Data section —
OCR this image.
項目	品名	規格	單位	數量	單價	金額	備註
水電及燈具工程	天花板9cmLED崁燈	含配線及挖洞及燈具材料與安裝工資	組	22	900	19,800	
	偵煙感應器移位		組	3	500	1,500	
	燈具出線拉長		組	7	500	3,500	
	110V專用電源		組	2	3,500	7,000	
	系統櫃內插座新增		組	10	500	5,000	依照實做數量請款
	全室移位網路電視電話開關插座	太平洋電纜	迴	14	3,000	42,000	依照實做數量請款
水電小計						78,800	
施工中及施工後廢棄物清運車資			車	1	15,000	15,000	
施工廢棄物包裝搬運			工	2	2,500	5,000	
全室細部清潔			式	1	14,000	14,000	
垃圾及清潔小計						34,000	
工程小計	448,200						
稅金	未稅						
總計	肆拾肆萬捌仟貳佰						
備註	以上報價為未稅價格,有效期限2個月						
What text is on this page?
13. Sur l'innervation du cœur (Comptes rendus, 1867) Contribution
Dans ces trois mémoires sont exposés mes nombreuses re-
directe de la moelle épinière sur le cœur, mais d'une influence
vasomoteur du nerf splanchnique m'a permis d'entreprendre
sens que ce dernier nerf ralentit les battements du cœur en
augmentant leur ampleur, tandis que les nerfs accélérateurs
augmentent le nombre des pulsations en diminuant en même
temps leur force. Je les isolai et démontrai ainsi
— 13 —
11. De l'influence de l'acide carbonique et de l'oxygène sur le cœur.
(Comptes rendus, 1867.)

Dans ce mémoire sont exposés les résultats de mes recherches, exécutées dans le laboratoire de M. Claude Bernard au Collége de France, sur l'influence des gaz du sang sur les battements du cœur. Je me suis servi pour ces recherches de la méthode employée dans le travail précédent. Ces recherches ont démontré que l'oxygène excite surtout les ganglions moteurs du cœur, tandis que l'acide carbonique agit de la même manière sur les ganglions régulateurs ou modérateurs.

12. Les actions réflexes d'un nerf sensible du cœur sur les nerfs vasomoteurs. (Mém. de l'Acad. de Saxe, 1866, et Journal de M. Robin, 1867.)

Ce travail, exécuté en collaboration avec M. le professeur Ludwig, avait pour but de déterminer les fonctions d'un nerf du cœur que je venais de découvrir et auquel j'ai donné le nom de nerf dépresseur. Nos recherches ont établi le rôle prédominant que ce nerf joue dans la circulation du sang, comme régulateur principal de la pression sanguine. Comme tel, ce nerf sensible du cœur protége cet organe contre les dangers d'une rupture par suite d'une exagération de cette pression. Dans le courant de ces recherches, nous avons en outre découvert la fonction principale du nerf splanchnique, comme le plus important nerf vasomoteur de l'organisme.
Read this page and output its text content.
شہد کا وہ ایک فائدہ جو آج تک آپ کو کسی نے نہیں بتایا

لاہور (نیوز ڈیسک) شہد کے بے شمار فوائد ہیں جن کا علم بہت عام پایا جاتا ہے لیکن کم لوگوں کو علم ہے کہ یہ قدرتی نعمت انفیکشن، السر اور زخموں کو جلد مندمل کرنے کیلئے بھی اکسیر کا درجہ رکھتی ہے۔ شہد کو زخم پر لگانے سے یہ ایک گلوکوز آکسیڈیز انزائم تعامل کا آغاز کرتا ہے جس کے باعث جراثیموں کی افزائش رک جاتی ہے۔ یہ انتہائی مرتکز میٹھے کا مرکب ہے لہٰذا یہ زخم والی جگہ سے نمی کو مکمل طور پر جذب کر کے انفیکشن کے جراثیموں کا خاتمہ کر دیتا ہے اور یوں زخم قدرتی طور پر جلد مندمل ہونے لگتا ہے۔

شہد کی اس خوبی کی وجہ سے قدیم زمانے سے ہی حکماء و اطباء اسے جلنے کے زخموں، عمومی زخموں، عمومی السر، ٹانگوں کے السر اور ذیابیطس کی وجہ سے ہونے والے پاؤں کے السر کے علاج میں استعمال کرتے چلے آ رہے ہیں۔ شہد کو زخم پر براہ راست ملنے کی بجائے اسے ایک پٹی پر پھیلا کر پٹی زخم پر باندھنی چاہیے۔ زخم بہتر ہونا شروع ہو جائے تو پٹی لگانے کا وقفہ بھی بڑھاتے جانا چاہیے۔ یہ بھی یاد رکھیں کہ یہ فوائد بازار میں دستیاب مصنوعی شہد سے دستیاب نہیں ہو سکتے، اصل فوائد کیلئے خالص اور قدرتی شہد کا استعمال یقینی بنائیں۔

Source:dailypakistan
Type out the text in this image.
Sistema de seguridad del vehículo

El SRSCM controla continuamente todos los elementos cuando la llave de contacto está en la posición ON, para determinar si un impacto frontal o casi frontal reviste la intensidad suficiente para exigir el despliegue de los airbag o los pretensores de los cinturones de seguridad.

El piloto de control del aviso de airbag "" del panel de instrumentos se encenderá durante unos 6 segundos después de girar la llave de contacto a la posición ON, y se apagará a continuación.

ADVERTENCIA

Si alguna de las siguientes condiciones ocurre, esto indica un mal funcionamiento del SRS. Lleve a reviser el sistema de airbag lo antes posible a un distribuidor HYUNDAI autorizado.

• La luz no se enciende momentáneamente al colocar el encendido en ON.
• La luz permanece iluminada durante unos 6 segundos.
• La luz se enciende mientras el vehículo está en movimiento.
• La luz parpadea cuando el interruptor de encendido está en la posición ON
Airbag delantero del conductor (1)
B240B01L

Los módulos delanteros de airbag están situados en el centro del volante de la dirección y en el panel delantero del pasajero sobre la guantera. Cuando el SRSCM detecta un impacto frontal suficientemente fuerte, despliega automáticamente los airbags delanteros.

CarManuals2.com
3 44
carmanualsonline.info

Task description — Take the records above and return them exactly as written.

Task result —
OCR this image.
項目	品名	規格	單位	數量	單價	金額	備註
水電及燈具工程	天花板9cmLED崁燈	含配線及挖洞及燈具材料與安裝工資	組	22	900	19,800	
	偵煙感應器移位		組	3	500	1,500	
	燈具出線拉長		組	7	500	3,500	
	110V專用電源		組	2	3,500	7,000	
	系統櫃內插座新增		組	10	500	5,000	依照實做數量請款
	全室移位網路電視電話開關插座	太平洋電纜	迴	14	3,000	42,000	依照實做數量請款
水電小計						78,800	
施工中及施工後廢棄物清運車資			車	1	15,000	15,000	
施工廢棄物包裝搬運			工	2	2,500	5,000	
全室細部清潔			式	1	14,000	14,000	
垃圾及清潔小計						34,000	
工程小計	448,200						
稅金	未稅						
總計	肆拾肆萬捌仟貳佰						
備註	以上報價為未稅價格,有效期限2個月						
What text is on this page?
13. Sur l'innervation du cœur (Comptes rendus, 1867) Contribution
Dans ces trois mémoires sont exposés mes nombreuses re-
directe de la moelle épinière sur le cœur, mais d'une influence
vasomoteur du nerf splanchnique m'a permis d'entreprendre
sens que ce dernier nerf ralentit les battements du cœur en
augmentant leur ampleur, tandis que les nerfs accélérateurs
augmentent le nombre des pulsations en diminuant en même
temps leur force. Je les isolai et démontrai ainsi
— 13 —
11. De l'influence de l'acide carbonique et de l'oxygène sur le cœur.
(Comptes rendus, 1867.)

Dans ce mémoire sont exposés les résultats de mes recherches, exécutées dans le laboratoire de M. Claude Bernard au Collége de France, sur l'influence des gaz du sang sur les battements du cœur. Je me suis servi pour ces recherches de la méthode employée dans le travail précédent. Ces recherches ont démontré que l'oxygène excite surtout les ganglions moteurs du cœur, tandis que l'acide carbonique agit de la même manière sur les ganglions régulateurs ou modérateurs.

12. Les actions réflexes d'un nerf sensible du cœur sur les nerfs vasomoteurs. (Mém. de l'Acad. de Saxe, 1866, et Journal de M. Robin, 1867.)

Ce travail, exécuté en collaboration avec M. le professeur Ludwig, avait pour but de déterminer les fonctions d'un nerf du cœur que je venais de découvrir et auquel j'ai donné le nom de nerf dépresseur. Nos recherches ont établi le rôle prédominant que ce nerf joue dans la circulation du sang, comme régulateur principal de la pression sanguine. Comme tel, ce nerf sensible du cœur protége cet organe contre les dangers d'une rupture par suite d'une exagération de cette pression. Dans le courant de ces recherches, nous avons en outre découvert la fonction principale du nerf splanchnique, comme le plus important nerf vasomoteur de l'organisme.
Read this page and output its text content.
شہد کا وہ ایک فائدہ جو آج تک آپ کو کسی نے نہیں بتایا

لاہور (نیوز ڈیسک) شہد کے بے شمار فوائد ہیں جن کا علم بہت عام پایا جاتا ہے لیکن کم لوگوں کو علم ہے کہ یہ قدرتی نعمت انفیکشن، السر اور زخموں کو جلد مندمل کرنے کیلئے بھی اکسیر کا درجہ رکھتی ہے۔ شہد کو زخم پر لگانے سے یہ ایک گلوکوز آکسیڈیز انزائم تعامل کا آغاز کرتا ہے جس کے باعث جراثیموں کی افزائش رک جاتی ہے۔ یہ انتہائی مرتکز میٹھے کا مرکب ہے لہٰذا یہ زخم والی جگہ سے نمی کو مکمل طور پر جذب کر کے انفیکشن کے جراثیموں کا خاتمہ کر دیتا ہے اور یوں زخم قدرتی طور پر جلد مندمل ہونے لگتا ہے۔

شہد کی اس خوبی کی وجہ سے قدیم زمانے سے ہی حکماء و اطباء اسے جلنے کے زخموں، عمومی زخموں، عمومی السر، ٹانگوں کے السر اور ذیابیطس کی وجہ سے ہونے والے پاؤں کے السر کے علاج میں استعمال کرتے چلے آ رہے ہیں۔ شہد کو زخم پر براہ راست ملنے کی بجائے اسے ایک پٹی پر پھیلا کر پٹی زخم پر باندھنی چاہیے۔ زخم بہتر ہونا شروع ہو جائے تو پٹی لگانے کا وقفہ بھی بڑھاتے جانا چاہیے۔ یہ بھی یاد رکھیں کہ یہ فوائد بازار میں دستیاب مصنوعی شہد سے دستیاب نہیں ہو سکتے، اصل فوائد کیلئے خالص اور قدرتی شہد کا استعمال یقینی بنائیں۔

Source:dailypakistan
Type out the text in this image.
Sistema de seguridad del vehículo

El SRSCM controla continuamente todos los elementos cuando la llave de contacto está en la posición ON, para determinar si un impacto frontal o casi frontal reviste la intensidad suficiente para exigir el despliegue de los airbag o los pretensores de los cinturones de seguridad.

El piloto de control del aviso de airbag "" del panel de instrumentos se encenderá durante unos 6 segundos después de girar la llave de contacto a la posición ON, y se apagará a continuación.

ADVERTENCIA

Si alguna de las siguientes condiciones ocurre, esto indica un mal funcionamiento del SRS. Lleve a reviser el sistema de airbag lo antes posible a un distribuidor HYUNDAI autorizado.

• La luz no se enciende momentáneamente al colocar el encendido en ON.
• La luz permanece iluminada durante unos 6 segundos.
• La luz se enciende mientras el vehículo está en movimiento.
• La luz parpadea cuando el interruptor de encendido está en la posición ON
Airbag delantero del conductor (1)
B240B01L

Los módulos delanteros de airbag están situados en el centro del volante de la dirección y en el panel delantero del pasajero sobre la guantera. Cuando el SRSCM detecta un impacto frontal suficientemente fuerte, despliega automáticamente los airbags delanteros.

CarManuals2.com
3 44
carmanualsonline.info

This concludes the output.